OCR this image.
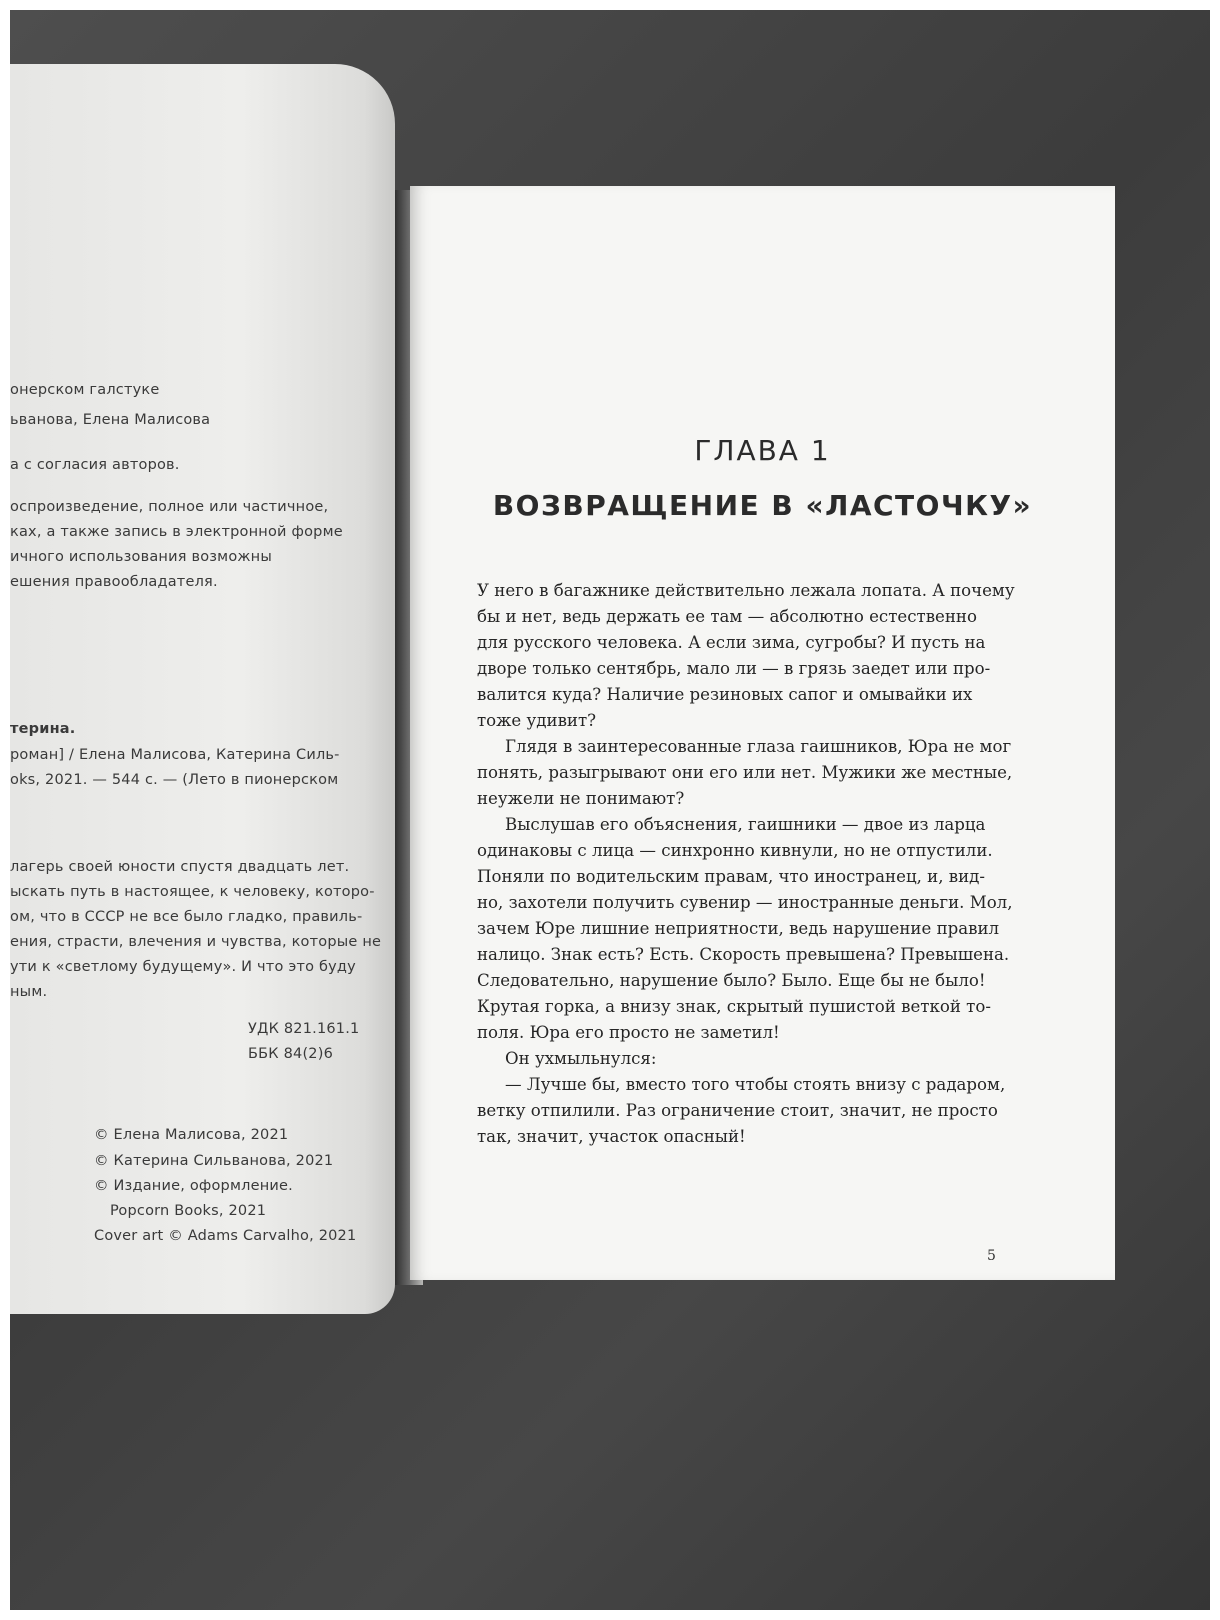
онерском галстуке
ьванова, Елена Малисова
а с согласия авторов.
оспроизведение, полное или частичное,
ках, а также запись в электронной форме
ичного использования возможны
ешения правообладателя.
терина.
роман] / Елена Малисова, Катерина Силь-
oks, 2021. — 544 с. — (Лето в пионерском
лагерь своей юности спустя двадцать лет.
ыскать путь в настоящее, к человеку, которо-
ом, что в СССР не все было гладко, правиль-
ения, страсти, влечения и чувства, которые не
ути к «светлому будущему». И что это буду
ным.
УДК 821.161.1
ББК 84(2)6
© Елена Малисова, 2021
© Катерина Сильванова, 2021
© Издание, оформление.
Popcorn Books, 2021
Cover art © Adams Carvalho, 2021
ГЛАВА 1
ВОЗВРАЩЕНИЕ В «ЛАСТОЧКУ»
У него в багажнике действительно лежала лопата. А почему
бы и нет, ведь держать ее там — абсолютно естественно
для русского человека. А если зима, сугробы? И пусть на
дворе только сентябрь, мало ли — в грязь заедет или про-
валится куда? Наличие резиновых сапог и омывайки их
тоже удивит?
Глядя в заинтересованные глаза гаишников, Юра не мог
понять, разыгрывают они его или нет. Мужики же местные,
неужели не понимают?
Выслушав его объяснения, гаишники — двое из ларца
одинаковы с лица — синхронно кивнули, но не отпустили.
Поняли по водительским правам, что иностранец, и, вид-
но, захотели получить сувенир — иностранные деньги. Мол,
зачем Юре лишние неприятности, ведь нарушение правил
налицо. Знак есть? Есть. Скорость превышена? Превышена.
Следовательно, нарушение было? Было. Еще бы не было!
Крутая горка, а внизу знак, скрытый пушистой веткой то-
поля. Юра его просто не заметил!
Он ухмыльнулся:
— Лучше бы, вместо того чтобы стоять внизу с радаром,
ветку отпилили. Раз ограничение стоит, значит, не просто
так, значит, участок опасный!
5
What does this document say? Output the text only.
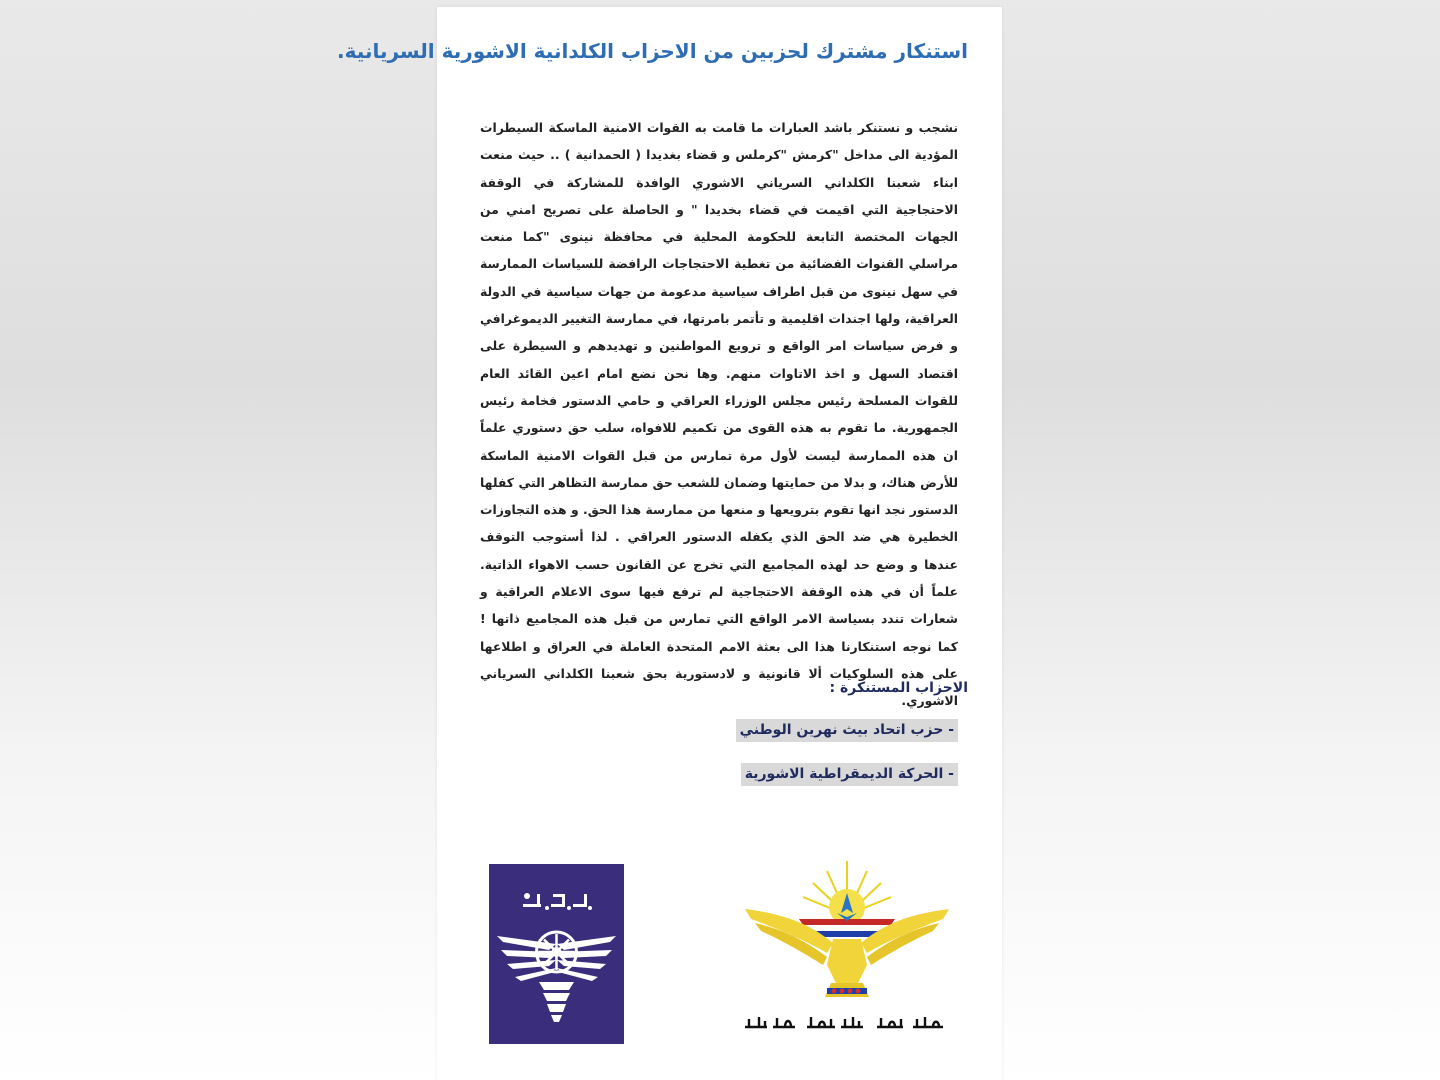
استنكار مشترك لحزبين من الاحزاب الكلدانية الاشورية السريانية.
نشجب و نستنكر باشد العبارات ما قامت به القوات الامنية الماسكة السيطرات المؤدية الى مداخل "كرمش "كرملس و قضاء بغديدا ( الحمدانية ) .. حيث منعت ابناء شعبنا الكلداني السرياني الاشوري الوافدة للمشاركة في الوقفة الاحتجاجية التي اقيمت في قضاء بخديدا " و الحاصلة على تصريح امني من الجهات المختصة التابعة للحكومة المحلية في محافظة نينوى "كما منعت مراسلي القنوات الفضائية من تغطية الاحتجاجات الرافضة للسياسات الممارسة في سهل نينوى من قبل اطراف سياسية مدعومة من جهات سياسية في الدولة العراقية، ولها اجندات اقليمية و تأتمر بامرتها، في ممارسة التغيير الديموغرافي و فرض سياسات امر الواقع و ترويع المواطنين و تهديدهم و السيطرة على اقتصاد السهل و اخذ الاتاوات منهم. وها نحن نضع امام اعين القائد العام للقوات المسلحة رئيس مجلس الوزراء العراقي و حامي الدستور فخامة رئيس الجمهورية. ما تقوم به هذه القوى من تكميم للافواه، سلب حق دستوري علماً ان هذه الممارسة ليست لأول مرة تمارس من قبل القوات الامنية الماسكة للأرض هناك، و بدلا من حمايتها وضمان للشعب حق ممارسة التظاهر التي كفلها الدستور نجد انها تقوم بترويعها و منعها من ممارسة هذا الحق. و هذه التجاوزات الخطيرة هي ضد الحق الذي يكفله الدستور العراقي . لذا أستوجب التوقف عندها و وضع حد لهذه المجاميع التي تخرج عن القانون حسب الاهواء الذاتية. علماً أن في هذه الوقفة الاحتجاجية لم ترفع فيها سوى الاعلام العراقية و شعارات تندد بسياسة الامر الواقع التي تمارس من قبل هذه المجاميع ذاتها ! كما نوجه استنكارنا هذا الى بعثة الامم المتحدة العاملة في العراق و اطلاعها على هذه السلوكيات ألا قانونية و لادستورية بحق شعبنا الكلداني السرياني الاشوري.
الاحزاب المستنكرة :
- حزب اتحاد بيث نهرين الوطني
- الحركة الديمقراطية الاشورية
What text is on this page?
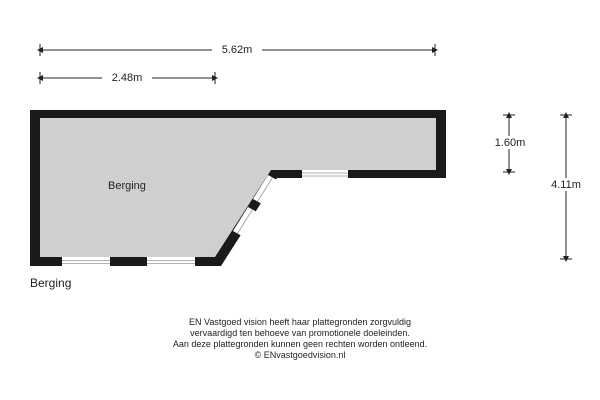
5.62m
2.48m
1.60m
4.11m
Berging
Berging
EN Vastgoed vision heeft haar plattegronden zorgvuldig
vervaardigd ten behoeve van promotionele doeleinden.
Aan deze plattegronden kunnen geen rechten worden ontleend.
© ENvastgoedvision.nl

※ ※ ※

◆ Task statement:
Strip the images and reproduce the remaining records precisely.

◆ Full solution:
OCR this image.
онерском галстуке
ьванова, Елена Малисова
а с согласия авторов.
оспроизведение, полное или частичное,
ках, а также запись в электронной форме
ичного использования возможны
ешения правообладателя.
терина.
роман] / Елена Малисова, Катерина Силь-
oks, 2021. — 544 с. — (Лето в пионерском
лагерь своей юности спустя двадцать лет.
ыскать путь в настоящее, к человеку, которо-
ом, что в СССР не все было гладко, правиль-
ения, страсти, влечения и чувства, которые не
ути к «светлому будущему». И что это буду
ным.
УДК 821.161.1
ББК 84(2)6
© Елена Малисова, 2021
© Катерина Сильванова, 2021
© Издание, оформление.
Popcorn Books, 2021
Cover art © Adams Carvalho, 2021
ГЛАВА 1
ВОЗВРАЩЕНИЕ В «ЛАСТОЧКУ»
У него в багажнике действительно лежала лопата. А почему
бы и нет, ведь держать ее там — абсолютно естественно
для русского человека. А если зима, сугробы? И пусть на
дворе только сентябрь, мало ли — в грязь заедет или про-
валится куда? Наличие резиновых сапог и омывайки их
тоже удивит?
Глядя в заинтересованные глаза гаишников, Юра не мог
понять, разыгрывают они его или нет. Мужики же местные,
неужели не понимают?
Выслушав его объяснения, гаишники — двое из ларца
одинаковы с лица — синхронно кивнули, но не отпустили.
Поняли по водительским правам, что иностранец, и, вид-
но, захотели получить сувенир — иностранные деньги. Мол,
зачем Юре лишние неприятности, ведь нарушение правил
налицо. Знак есть? Есть. Скорость превышена? Превышена.
Следовательно, нарушение было? Было. Еще бы не было!
Крутая горка, а внизу знак, скрытый пушистой веткой то-
поля. Юра его просто не заметил!
Он ухмыльнулся:
— Лучше бы, вместо того чтобы стоять внизу с радаром,
ветку отпилили. Раз ограничение стоит, значит, не просто
так, значит, участок опасный!
5
What does this document say? Output the text only.
استنكار مشترك لحزبين من الاحزاب الكلدانية الاشورية السريانية.
نشجب و نستنكر باشد العبارات ما قامت به القوات الامنية الماسكة السيطرات المؤدية الى مداخل "كرمش "كرملس و قضاء بغديدا ( الحمدانية ) .. حيث منعت ابناء شعبنا الكلداني السرياني الاشوري الوافدة للمشاركة في الوقفة الاحتجاجية التي اقيمت في قضاء بخديدا " و الحاصلة على تصريح امني من الجهات المختصة التابعة للحكومة المحلية في محافظة نينوى "كما منعت مراسلي القنوات الفضائية من تغطية الاحتجاجات الرافضة للسياسات الممارسة في سهل نينوى من قبل اطراف سياسية مدعومة من جهات سياسية في الدولة العراقية، ولها اجندات اقليمية و تأتمر بامرتها، في ممارسة التغيير الديموغرافي و فرض سياسات امر الواقع و ترويع المواطنين و تهديدهم و السيطرة على اقتصاد السهل و اخذ الاتاوات منهم. وها نحن نضع امام اعين القائد العام للقوات المسلحة رئيس مجلس الوزراء العراقي و حامي الدستور فخامة رئيس الجمهورية. ما تقوم به هذه القوى من تكميم للافواه، سلب حق دستوري علماً ان هذه الممارسة ليست لأول مرة تمارس من قبل القوات الامنية الماسكة للأرض هناك، و بدلا من حمايتها وضمان للشعب حق ممارسة التظاهر التي كفلها الدستور نجد انها تقوم بترويعها و منعها من ممارسة هذا الحق. و هذه التجاوزات الخطيرة هي ضد الحق الذي يكفله الدستور العراقي . لذا أستوجب التوقف عندها و وضع حد لهذه المجاميع التي تخرج عن القانون حسب الاهواء الذاتية. علماً أن في هذه الوقفة الاحتجاجية لم ترفع فيها سوى الاعلام العراقية و شعارات تندد بسياسة الامر الواقع التي تمارس من قبل هذه المجاميع ذاتها ! كما نوجه استنكارنا هذا الى بعثة الامم المتحدة العاملة في العراق و اطلاعها على هذه السلوكيات ألا قانونية و لادستورية بحق شعبنا الكلداني السرياني الاشوري.
الاحزاب المستنكرة :
- حزب اتحاد بيث نهرين الوطني
- الحركة الديمقراطية الاشورية
What text is on this page?
5.62m
2.48m
1.60m
4.11m
Berging
Berging
EN Vastgoed vision heeft haar plattegronden zorgvuldig
vervaardigd ten behoeve van promotionele doeleinden.
Aan deze plattegronden kunnen geen rechten worden ontleend.
© ENvastgoedvision.nl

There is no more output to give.